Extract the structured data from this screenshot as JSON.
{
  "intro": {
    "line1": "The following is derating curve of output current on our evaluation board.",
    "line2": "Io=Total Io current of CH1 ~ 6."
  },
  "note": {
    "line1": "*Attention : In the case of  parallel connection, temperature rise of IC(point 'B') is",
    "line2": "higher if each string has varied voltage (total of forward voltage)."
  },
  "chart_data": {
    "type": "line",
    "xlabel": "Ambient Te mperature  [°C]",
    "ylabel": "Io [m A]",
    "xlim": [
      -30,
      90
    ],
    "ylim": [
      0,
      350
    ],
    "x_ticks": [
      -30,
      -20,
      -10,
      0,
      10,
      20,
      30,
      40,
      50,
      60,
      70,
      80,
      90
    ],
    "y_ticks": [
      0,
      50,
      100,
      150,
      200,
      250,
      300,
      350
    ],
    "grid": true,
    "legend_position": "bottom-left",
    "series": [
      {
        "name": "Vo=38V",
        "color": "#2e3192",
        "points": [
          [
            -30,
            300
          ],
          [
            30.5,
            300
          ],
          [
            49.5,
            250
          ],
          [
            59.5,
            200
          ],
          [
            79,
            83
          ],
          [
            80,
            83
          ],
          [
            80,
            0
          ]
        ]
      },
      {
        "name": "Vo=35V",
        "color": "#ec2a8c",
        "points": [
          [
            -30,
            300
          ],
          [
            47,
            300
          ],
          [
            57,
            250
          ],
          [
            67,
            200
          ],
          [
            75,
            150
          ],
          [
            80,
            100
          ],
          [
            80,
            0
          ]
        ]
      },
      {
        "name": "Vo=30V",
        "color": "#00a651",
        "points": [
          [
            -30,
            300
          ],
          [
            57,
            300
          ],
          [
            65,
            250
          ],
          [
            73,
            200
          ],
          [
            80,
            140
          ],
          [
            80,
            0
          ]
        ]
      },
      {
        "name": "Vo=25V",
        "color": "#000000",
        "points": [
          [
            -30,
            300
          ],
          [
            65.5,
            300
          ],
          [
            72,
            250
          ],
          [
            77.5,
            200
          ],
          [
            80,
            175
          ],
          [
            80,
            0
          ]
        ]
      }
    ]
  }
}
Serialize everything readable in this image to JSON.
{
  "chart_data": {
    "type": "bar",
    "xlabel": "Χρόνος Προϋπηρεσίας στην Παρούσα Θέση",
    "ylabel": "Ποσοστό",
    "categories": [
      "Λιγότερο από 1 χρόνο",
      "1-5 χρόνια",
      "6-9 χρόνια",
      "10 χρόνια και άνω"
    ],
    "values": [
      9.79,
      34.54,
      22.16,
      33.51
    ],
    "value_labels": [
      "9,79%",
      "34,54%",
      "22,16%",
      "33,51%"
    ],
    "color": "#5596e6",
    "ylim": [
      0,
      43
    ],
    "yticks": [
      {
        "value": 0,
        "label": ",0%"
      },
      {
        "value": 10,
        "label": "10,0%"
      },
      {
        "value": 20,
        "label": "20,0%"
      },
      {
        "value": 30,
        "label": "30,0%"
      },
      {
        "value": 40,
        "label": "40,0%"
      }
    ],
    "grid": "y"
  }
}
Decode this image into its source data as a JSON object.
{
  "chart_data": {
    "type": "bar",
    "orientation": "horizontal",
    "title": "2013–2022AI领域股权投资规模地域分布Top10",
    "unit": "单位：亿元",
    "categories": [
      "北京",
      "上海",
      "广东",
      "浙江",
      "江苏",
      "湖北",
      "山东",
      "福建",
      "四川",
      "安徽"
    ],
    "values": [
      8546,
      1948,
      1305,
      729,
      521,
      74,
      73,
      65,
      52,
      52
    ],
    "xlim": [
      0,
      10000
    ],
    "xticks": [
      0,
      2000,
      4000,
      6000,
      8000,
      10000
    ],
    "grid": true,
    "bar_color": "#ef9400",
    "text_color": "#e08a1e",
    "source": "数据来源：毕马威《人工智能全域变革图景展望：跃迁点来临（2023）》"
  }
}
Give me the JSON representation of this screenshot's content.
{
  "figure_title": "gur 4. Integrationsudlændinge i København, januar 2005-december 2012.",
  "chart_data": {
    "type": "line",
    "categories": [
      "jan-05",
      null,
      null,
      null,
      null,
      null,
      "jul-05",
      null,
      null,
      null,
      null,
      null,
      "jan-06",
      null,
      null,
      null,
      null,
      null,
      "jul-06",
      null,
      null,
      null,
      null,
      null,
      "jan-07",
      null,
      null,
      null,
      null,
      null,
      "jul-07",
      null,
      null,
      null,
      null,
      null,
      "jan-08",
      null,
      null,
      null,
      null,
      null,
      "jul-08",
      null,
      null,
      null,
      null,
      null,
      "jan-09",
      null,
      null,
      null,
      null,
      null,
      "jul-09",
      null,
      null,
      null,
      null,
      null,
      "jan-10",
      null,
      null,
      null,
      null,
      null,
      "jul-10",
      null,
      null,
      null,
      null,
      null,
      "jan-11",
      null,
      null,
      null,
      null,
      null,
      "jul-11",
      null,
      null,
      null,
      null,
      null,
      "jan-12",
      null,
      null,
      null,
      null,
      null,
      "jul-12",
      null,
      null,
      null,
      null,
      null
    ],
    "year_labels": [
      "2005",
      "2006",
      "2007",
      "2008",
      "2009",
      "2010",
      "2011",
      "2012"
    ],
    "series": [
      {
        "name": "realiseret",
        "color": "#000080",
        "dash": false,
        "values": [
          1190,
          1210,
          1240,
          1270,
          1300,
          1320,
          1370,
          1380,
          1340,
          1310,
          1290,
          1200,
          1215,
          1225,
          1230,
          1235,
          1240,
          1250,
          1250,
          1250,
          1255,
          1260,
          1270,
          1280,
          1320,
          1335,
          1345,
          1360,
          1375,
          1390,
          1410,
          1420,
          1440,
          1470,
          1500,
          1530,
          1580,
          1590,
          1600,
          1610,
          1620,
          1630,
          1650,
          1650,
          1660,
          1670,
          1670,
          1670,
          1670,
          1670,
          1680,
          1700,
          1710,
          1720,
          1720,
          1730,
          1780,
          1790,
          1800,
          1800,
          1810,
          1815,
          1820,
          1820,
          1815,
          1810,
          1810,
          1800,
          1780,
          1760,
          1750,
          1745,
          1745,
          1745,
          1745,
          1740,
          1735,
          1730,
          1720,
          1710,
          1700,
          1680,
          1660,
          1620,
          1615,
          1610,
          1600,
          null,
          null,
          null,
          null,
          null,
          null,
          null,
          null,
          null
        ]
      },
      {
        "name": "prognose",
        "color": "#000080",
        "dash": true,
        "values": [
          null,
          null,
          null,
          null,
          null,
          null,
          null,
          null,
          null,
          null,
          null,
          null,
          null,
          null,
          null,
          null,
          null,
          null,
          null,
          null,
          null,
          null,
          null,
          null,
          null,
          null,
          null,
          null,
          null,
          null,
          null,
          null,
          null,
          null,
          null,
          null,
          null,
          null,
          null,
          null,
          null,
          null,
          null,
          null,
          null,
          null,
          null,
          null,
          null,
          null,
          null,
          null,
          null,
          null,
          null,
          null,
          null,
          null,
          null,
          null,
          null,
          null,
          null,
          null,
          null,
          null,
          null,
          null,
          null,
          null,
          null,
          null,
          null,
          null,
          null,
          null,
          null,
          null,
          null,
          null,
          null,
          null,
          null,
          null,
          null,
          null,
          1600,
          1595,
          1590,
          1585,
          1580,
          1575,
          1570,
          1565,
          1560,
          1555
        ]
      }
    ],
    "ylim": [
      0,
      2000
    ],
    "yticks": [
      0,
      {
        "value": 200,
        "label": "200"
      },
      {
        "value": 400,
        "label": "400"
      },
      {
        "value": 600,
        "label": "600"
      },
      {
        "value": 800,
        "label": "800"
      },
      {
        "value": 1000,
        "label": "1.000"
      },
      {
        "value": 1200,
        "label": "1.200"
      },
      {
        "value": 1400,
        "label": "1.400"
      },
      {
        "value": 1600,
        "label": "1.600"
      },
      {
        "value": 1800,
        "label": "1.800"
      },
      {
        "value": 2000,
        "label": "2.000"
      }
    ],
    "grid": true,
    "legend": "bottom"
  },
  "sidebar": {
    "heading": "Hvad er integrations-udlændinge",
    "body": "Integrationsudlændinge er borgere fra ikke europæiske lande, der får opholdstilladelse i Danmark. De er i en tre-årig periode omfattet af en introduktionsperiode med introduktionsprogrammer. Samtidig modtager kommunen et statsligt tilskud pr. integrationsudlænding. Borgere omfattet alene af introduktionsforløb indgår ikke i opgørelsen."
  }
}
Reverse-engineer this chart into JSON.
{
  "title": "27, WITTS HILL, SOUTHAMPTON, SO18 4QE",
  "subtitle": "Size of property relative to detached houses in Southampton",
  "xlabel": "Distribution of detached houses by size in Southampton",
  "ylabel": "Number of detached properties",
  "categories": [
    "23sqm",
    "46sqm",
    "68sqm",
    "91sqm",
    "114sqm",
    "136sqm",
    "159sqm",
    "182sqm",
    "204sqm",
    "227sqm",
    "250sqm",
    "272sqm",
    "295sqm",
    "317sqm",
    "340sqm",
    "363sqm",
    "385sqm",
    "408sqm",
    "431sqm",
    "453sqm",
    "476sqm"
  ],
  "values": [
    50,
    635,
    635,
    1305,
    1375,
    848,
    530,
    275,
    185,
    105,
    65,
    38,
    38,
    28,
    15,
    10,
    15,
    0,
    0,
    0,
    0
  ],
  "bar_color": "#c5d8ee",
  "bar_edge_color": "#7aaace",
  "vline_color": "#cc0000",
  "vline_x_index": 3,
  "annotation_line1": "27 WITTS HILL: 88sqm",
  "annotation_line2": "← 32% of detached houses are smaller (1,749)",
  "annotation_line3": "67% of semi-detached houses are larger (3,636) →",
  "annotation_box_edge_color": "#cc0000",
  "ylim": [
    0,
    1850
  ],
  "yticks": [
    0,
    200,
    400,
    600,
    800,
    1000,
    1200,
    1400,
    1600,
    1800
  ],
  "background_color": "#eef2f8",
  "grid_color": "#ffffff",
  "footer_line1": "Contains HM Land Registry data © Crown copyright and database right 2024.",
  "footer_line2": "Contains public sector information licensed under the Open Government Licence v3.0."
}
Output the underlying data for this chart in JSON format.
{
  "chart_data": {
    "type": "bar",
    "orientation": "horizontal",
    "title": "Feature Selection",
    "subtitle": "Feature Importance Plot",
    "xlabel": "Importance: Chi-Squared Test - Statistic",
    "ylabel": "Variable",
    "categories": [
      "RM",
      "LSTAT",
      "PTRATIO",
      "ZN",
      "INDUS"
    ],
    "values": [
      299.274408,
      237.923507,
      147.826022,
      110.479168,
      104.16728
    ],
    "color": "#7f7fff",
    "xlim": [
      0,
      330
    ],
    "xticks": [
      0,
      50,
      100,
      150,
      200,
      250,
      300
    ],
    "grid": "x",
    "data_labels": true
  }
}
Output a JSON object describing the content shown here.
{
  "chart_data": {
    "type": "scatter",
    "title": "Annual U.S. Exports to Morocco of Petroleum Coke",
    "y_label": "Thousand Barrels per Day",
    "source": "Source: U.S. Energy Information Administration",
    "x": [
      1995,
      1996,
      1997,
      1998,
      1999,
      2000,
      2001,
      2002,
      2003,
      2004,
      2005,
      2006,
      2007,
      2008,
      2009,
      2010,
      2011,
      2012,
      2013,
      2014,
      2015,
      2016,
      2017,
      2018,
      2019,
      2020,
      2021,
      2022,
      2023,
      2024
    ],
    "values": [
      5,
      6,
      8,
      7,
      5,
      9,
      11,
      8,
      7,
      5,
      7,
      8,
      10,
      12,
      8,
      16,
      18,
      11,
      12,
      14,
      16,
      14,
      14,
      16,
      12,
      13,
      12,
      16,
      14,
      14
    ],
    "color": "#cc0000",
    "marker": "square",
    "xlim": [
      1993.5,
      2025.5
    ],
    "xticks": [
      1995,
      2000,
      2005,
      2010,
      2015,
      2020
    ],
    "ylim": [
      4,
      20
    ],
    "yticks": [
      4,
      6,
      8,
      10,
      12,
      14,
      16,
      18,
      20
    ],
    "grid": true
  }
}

————————

**PROBLEM REQUIREMENTS:** List every line above that holds the word "object".

**FINISHED EXERCISE:**
Decode this image into its source data as a JSON object.
Output a JSON object describing the content shown here.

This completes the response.